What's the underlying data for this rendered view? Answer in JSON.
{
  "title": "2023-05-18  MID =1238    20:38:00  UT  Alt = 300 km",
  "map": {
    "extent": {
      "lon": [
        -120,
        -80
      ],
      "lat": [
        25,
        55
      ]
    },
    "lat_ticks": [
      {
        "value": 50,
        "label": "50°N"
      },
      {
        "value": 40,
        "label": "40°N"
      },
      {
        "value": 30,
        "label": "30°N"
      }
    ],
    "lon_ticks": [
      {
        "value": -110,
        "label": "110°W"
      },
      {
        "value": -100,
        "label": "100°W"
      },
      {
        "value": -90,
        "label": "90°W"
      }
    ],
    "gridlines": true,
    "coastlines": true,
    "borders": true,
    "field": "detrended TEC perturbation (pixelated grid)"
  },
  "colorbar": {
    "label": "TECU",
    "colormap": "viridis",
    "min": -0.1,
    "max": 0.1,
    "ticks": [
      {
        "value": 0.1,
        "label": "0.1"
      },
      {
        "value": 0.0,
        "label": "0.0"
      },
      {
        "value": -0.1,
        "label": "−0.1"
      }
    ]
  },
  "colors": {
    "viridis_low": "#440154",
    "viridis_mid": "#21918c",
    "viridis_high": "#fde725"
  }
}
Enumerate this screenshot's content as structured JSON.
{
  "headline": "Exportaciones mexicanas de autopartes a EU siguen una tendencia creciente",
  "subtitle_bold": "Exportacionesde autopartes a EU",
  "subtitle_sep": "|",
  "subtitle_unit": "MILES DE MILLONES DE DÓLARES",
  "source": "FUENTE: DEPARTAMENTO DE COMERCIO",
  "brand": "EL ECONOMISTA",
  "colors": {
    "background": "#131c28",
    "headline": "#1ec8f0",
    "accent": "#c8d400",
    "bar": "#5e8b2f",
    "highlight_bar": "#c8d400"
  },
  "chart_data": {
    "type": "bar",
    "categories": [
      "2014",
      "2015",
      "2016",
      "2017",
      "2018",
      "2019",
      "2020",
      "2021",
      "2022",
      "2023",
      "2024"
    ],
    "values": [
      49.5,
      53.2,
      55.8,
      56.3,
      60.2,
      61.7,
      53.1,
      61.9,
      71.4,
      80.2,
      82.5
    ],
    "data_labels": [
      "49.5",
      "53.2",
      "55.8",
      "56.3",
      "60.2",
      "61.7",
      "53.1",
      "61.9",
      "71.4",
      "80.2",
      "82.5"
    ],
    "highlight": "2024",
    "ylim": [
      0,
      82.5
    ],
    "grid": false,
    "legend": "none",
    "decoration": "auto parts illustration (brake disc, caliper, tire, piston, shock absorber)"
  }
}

→ Problem:
Reproduce each record exactly, leaving nothing out.

→ Written answer:
What's the underlying data for this rendered view? Answer in JSON.
{
  "title": "2023-05-18  MID =1238    20:38:00  UT  Alt = 300 km",
  "map": {
    "extent": {
      "lon": [
        -120,
        -80
      ],
      "lat": [
        25,
        55
      ]
    },
    "lat_ticks": [
      {
        "value": 50,
        "label": "50°N"
      },
      {
        "value": 40,
        "label": "40°N"
      },
      {
        "value": 30,
        "label": "30°N"
      }
    ],
    "lon_ticks": [
      {
        "value": -110,
        "label": "110°W"
      },
      {
        "value": -100,
        "label": "100°W"
      },
      {
        "value": -90,
        "label": "90°W"
      }
    ],
    "gridlines": true,
    "coastlines": true,
    "borders": true,
    "field": "detrended TEC perturbation (pixelated grid)"
  },
  "colorbar": {
    "label": "TECU",
    "colormap": "viridis",
    "min": -0.1,
    "max": 0.1,
    "ticks": [
      {
        "value": 0.1,
        "label": "0.1"
      },
      {
        "value": 0.0,
        "label": "0.0"
      },
      {
        "value": -0.1,
        "label": "−0.1"
      }
    ]
  },
  "colors": {
    "viridis_low": "#440154",
    "viridis_mid": "#21918c",
    "viridis_high": "#fde725"
  }
}
Enumerate this screenshot's content as structured JSON.
{
  "headline": "Exportaciones mexicanas de autopartes a EU siguen una tendencia creciente",
  "subtitle_bold": "Exportacionesde autopartes a EU",
  "subtitle_sep": "|",
  "subtitle_unit": "MILES DE MILLONES DE DÓLARES",
  "source": "FUENTE: DEPARTAMENTO DE COMERCIO",
  "brand": "EL ECONOMISTA",
  "colors": {
    "background": "#131c28",
    "headline": "#1ec8f0",
    "accent": "#c8d400",
    "bar": "#5e8b2f",
    "highlight_bar": "#c8d400"
  },
  "chart_data": {
    "type": "bar",
    "categories": [
      "2014",
      "2015",
      "2016",
      "2017",
      "2018",
      "2019",
      "2020",
      "2021",
      "2022",
      "2023",
      "2024"
    ],
    "values": [
      49.5,
      53.2,
      55.8,
      56.3,
      60.2,
      61.7,
      53.1,
      61.9,
      71.4,
      80.2,
      82.5
    ],
    "data_labels": [
      "49.5",
      "53.2",
      "55.8",
      "56.3",
      "60.2",
      "61.7",
      "53.1",
      "61.9",
      "71.4",
      "80.2",
      "82.5"
    ],
    "highlight": "2024",
    "ylim": [
      0,
      82.5
    ],
    "grid": false,
    "legend": "none",
    "decoration": "auto parts illustration (brake disc, caliper, tire, piston, shock absorber)"
  }
}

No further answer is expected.